Goal of the exercise:
Print out every line, exactly as written.

- - -

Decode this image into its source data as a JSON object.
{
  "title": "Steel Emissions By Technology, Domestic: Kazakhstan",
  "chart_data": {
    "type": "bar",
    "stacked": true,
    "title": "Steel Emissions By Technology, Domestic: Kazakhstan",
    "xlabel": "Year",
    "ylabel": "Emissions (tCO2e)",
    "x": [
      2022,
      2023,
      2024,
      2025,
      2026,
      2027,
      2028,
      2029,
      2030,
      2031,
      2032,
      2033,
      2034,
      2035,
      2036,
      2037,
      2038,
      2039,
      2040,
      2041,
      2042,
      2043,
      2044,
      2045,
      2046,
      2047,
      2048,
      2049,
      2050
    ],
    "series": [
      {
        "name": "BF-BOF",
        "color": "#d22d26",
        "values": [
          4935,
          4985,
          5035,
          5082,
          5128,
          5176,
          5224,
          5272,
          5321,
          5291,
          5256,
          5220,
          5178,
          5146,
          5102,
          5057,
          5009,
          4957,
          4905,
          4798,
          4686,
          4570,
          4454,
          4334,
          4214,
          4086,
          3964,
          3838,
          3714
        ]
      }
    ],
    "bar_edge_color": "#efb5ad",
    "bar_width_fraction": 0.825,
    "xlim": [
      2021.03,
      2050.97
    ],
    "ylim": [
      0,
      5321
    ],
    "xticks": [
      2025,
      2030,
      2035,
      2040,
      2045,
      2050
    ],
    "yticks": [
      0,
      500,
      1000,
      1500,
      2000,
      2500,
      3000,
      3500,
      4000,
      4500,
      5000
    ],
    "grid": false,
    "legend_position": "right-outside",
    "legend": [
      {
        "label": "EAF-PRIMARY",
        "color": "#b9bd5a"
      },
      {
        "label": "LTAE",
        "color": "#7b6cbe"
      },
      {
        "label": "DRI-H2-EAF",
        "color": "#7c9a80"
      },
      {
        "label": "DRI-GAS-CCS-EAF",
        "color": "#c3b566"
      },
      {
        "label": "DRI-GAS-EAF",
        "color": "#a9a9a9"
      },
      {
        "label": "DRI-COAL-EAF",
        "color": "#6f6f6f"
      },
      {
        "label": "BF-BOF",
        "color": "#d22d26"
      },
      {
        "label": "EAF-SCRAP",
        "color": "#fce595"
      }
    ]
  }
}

- - -

Solution for this problem:
Decode this image into its source data as a JSON object.
{
  "title": "Steel Emissions By Technology, Domestic: Kazakhstan",
  "chart_data": {
    "type": "bar",
    "stacked": true,
    "title": "Steel Emissions By Technology, Domestic: Kazakhstan",
    "xlabel": "Year",
    "ylabel": "Emissions (tCO2e)",
    "x": [
      2022,
      2023,
      2024,
      2025,
      2026,
      2027,
      2028,
      2029,
      2030,
      2031,
      2032,
      2033,
      2034,
      2035,
      2036,
      2037,
      2038,
      2039,
      2040,
      2041,
      2042,
      2043,
      2044,
      2045,
      2046,
      2047,
      2048,
      2049,
      2050
    ],
    "series": [
      {
        "name": "BF-BOF",
        "color": "#d22d26",
        "values": [
          4935,
          4985,
          5035,
          5082,
          5128,
          5176,
          5224,
          5272,
          5321,
          5291,
          5256,
          5220,
          5178,
          5146,
          5102,
          5057,
          5009,
          4957,
          4905,
          4798,
          4686,
          4570,
          4454,
          4334,
          4214,
          4086,
          3964,
          3838,
          3714
        ]
      }
    ],
    "bar_edge_color": "#efb5ad",
    "bar_width_fraction": 0.825,
    "xlim": [
      2021.03,
      2050.97
    ],
    "ylim": [
      0,
      5321
    ],
    "xticks": [
      2025,
      2030,
      2035,
      2040,
      2045,
      2050
    ],
    "yticks": [
      0,
      500,
      1000,
      1500,
      2000,
      2500,
      3000,
      3500,
      4000,
      4500,
      5000
    ],
    "grid": false,
    "legend_position": "right-outside",
    "legend": [
      {
        "label": "EAF-PRIMARY",
        "color": "#b9bd5a"
      },
      {
        "label": "LTAE",
        "color": "#7b6cbe"
      },
      {
        "label": "DRI-H2-EAF",
        "color": "#7c9a80"
      },
      {
        "label": "DRI-GAS-CCS-EAF",
        "color": "#c3b566"
      },
      {
        "label": "DRI-GAS-EAF",
        "color": "#a9a9a9"
      },
      {
        "label": "DRI-COAL-EAF",
        "color": "#6f6f6f"
      },
      {
        "label": "BF-BOF",
        "color": "#d22d26"
      },
      {
        "label": "EAF-SCRAP",
        "color": "#fce595"
      }
    ]
  }
}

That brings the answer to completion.